Required task.
Write out each line of the material again, word for word.

Stored rows.

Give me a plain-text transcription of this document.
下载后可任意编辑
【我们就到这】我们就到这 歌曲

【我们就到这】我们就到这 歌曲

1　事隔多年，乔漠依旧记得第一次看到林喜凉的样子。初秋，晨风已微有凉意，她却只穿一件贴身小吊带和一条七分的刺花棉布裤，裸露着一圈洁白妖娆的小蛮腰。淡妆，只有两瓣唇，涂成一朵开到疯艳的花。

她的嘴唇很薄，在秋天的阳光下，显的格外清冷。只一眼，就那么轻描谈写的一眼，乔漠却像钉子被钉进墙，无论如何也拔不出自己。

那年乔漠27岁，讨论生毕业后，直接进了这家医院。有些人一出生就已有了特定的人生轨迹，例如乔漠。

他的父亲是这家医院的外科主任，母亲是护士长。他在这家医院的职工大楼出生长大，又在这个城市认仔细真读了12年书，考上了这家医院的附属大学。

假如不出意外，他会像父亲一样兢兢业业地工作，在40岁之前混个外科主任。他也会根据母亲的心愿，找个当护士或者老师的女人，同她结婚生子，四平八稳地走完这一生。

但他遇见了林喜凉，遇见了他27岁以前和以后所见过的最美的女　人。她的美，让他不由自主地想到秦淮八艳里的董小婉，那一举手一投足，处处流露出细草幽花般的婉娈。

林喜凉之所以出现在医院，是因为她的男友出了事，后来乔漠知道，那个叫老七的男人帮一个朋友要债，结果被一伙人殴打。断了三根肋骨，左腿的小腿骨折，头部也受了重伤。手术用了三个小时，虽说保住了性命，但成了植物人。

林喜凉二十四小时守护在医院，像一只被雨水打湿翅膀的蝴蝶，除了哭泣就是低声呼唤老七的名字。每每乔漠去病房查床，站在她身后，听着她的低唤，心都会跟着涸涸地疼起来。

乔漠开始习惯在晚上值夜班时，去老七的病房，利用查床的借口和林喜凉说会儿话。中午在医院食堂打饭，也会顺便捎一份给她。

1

The output.
Give me a plain-text transcription of this document.
下载后可任意编辑
【我们就到这】我们就到这 歌曲

【我们就到这】我们就到这 歌曲

1　事隔多年，乔漠依旧记得第一次看到林喜凉的样子。初秋，晨风已微有凉意，她却只穿一件贴身小吊带和一条七分的刺花棉布裤，裸露着一圈洁白妖娆的小蛮腰。淡妆，只有两瓣唇，涂成一朵开到疯艳的花。

她的嘴唇很薄，在秋天的阳光下，显的格外清冷。只一眼，就那么轻描谈写的一眼，乔漠却像钉子被钉进墙，无论如何也拔不出自己。

那年乔漠27岁，讨论生毕业后，直接进了这家医院。有些人一出生就已有了特定的人生轨迹，例如乔漠。

他的父亲是这家医院的外科主任，母亲是护士长。他在这家医院的职工大楼出生长大，又在这个城市认仔细真读了12年书，考上了这家医院的附属大学。

假如不出意外，他会像父亲一样兢兢业业地工作，在40岁之前混个外科主任。他也会根据母亲的心愿，找个当护士或者老师的女人，同她结婚生子，四平八稳地走完这一生。

但他遇见了林喜凉，遇见了他27岁以前和以后所见过的最美的女　人。她的美，让他不由自主地想到秦淮八艳里的董小婉，那一举手一投足，处处流露出细草幽花般的婉娈。

林喜凉之所以出现在医院，是因为她的男友出了事，后来乔漠知道，那个叫老七的男人帮一个朋友要债，结果被一伙人殴打。断了三根肋骨，左腿的小腿骨折，头部也受了重伤。手术用了三个小时，虽说保住了性命，但成了植物人。

林喜凉二十四小时守护在医院，像一只被雨水打湿翅膀的蝴蝶，除了哭泣就是低声呼唤老七的名字。每每乔漠去病房查床，站在她身后，听着她的低唤，心都会跟着涸涸地疼起来。

乔漠开始习惯在晚上值夜班时，去老七的病房，利用查床的借口和林喜凉说会儿话。中午在医院食堂打饭，也会顺便捎一份给她。

1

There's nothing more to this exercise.